# Short task
All material below is to be reproduced exactly.

(Figure dataset records)
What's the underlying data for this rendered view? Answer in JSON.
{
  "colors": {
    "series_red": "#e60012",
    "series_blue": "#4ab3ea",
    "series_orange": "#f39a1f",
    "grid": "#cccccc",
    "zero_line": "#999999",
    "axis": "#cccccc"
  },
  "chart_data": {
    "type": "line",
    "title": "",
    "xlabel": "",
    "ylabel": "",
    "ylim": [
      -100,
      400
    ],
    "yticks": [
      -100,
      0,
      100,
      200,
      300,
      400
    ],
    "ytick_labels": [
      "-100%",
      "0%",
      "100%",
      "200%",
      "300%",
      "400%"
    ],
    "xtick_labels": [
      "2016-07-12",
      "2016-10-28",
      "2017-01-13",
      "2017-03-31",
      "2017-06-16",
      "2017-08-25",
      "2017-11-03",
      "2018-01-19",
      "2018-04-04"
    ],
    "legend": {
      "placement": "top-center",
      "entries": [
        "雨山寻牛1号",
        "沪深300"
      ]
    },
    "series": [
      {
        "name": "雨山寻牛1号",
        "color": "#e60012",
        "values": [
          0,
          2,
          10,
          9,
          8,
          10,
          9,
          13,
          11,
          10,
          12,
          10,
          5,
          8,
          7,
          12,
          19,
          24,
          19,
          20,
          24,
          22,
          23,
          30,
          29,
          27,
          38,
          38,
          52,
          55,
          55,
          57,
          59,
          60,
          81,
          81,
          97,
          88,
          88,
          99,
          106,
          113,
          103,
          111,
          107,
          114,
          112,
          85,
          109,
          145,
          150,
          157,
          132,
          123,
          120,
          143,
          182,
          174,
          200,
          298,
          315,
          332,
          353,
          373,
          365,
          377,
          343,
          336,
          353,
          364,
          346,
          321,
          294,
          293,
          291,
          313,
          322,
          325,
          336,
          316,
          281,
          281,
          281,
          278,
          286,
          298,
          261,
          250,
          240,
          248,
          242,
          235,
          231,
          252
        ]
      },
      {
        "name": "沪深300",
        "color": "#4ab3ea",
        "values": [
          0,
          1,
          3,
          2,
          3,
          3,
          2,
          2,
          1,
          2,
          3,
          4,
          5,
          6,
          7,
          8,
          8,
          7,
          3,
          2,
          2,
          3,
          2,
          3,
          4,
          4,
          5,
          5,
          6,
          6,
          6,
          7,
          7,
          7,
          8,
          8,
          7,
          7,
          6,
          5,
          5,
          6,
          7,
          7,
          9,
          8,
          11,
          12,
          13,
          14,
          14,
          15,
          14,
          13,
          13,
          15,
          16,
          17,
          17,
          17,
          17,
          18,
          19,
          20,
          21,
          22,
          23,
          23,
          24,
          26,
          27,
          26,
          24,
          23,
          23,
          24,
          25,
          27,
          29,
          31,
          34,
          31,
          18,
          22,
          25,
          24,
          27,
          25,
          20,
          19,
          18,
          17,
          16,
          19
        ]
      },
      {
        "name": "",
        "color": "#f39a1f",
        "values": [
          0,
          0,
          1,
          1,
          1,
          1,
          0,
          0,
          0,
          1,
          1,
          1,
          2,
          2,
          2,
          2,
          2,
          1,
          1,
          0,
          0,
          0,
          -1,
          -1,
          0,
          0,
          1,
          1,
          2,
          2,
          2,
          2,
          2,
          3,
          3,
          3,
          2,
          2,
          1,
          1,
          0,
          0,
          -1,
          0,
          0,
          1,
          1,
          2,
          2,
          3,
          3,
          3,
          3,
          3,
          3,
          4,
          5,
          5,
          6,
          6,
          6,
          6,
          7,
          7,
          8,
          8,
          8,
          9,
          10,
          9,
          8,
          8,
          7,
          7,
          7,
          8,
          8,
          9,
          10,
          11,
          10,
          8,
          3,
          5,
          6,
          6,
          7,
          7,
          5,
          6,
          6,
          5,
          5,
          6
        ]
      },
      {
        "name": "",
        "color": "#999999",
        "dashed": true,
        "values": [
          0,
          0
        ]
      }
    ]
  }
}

# Output below
What's the underlying data for this rendered view? Answer in JSON.
{
  "colors": {
    "series_red": "#e60012",
    "series_blue": "#4ab3ea",
    "series_orange": "#f39a1f",
    "grid": "#cccccc",
    "zero_line": "#999999",
    "axis": "#cccccc"
  },
  "chart_data": {
    "type": "line",
    "title": "",
    "xlabel": "",
    "ylabel": "",
    "ylim": [
      -100,
      400
    ],
    "yticks": [
      -100,
      0,
      100,
      200,
      300,
      400
    ],
    "ytick_labels": [
      "-100%",
      "0%",
      "100%",
      "200%",
      "300%",
      "400%"
    ],
    "xtick_labels": [
      "2016-07-12",
      "2016-10-28",
      "2017-01-13",
      "2017-03-31",
      "2017-06-16",
      "2017-08-25",
      "2017-11-03",
      "2018-01-19",
      "2018-04-04"
    ],
    "legend": {
      "placement": "top-center",
      "entries": [
        "雨山寻牛1号",
        "沪深300"
      ]
    },
    "series": [
      {
        "name": "雨山寻牛1号",
        "color": "#e60012",
        "values": [
          0,
          2,
          10,
          9,
          8,
          10,
          9,
          13,
          11,
          10,
          12,
          10,
          5,
          8,
          7,
          12,
          19,
          24,
          19,
          20,
          24,
          22,
          23,
          30,
          29,
          27,
          38,
          38,
          52,
          55,
          55,
          57,
          59,
          60,
          81,
          81,
          97,
          88,
          88,
          99,
          106,
          113,
          103,
          111,
          107,
          114,
          112,
          85,
          109,
          145,
          150,
          157,
          132,
          123,
          120,
          143,
          182,
          174,
          200,
          298,
          315,
          332,
          353,
          373,
          365,
          377,
          343,
          336,
          353,
          364,
          346,
          321,
          294,
          293,
          291,
          313,
          322,
          325,
          336,
          316,
          281,
          281,
          281,
          278,
          286,
          298,
          261,
          250,
          240,
          248,
          242,
          235,
          231,
          252
        ]
      },
      {
        "name": "沪深300",
        "color": "#4ab3ea",
        "values": [
          0,
          1,
          3,
          2,
          3,
          3,
          2,
          2,
          1,
          2,
          3,
          4,
          5,
          6,
          7,
          8,
          8,
          7,
          3,
          2,
          2,
          3,
          2,
          3,
          4,
          4,
          5,
          5,
          6,
          6,
          6,
          7,
          7,
          7,
          8,
          8,
          7,
          7,
          6,
          5,
          5,
          6,
          7,
          7,
          9,
          8,
          11,
          12,
          13,
          14,
          14,
          15,
          14,
          13,
          13,
          15,
          16,
          17,
          17,
          17,
          17,
          18,
          19,
          20,
          21,
          22,
          23,
          23,
          24,
          26,
          27,
          26,
          24,
          23,
          23,
          24,
          25,
          27,
          29,
          31,
          34,
          31,
          18,
          22,
          25,
          24,
          27,
          25,
          20,
          19,
          18,
          17,
          16,
          19
        ]
      },
      {
        "name": "",
        "color": "#f39a1f",
        "values": [
          0,
          0,
          1,
          1,
          1,
          1,
          0,
          0,
          0,
          1,
          1,
          1,
          2,
          2,
          2,
          2,
          2,
          1,
          1,
          0,
          0,
          0,
          -1,
          -1,
          0,
          0,
          1,
          1,
          2,
          2,
          2,
          2,
          2,
          3,
          3,
          3,
          2,
          2,
          1,
          1,
          0,
          0,
          -1,
          0,
          0,
          1,
          1,
          2,
          2,
          3,
          3,
          3,
          3,
          3,
          3,
          4,
          5,
          5,
          6,
          6,
          6,
          6,
          7,
          7,
          8,
          8,
          8,
          9,
          10,
          9,
          8,
          8,
          7,
          7,
          7,
          8,
          8,
          9,
          10,
          11,
          10,
          8,
          3,
          5,
          6,
          6,
          7,
          7,
          5,
          6,
          6,
          5,
          5,
          6
        ]
      },
      {
        "name": "",
        "color": "#999999",
        "dashed": true,
        "values": [
          0,
          0
        ]
      }
    ]
  }
}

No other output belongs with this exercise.